● **WHAT IS NEEDED**:
Tally the lines that hold the string "value", and reply with the count alone.

● **Figure record extracts**:
━━━━━━━━━━━━━━━━
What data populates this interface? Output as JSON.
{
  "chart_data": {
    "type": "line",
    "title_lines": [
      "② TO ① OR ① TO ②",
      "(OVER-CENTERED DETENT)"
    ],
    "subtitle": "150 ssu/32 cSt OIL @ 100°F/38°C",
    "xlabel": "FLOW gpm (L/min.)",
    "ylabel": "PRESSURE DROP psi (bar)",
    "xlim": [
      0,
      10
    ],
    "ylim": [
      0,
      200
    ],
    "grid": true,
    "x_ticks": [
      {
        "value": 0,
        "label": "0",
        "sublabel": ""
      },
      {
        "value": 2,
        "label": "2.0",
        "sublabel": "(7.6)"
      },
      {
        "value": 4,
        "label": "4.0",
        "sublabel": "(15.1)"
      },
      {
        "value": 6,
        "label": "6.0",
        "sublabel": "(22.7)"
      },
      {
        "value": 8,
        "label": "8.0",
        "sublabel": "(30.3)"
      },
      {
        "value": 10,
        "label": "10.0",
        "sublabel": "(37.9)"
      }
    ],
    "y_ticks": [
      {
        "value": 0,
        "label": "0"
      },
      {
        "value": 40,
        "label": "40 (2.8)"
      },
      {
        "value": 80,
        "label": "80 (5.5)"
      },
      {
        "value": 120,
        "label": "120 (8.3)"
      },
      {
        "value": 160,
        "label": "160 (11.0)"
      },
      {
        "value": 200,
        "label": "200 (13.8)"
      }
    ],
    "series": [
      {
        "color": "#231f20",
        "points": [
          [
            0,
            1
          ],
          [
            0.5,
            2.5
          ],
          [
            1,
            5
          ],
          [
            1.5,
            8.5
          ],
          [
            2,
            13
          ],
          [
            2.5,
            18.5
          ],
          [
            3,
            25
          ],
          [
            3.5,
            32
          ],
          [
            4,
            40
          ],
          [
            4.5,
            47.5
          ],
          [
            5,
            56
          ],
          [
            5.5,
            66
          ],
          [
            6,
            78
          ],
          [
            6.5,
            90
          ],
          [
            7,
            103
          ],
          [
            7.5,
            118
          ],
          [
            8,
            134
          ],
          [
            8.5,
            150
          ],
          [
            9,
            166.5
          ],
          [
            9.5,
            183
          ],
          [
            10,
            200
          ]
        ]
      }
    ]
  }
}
━━━━━━━━━━━━━━━━
● **SOLVED EXERCISE**:
12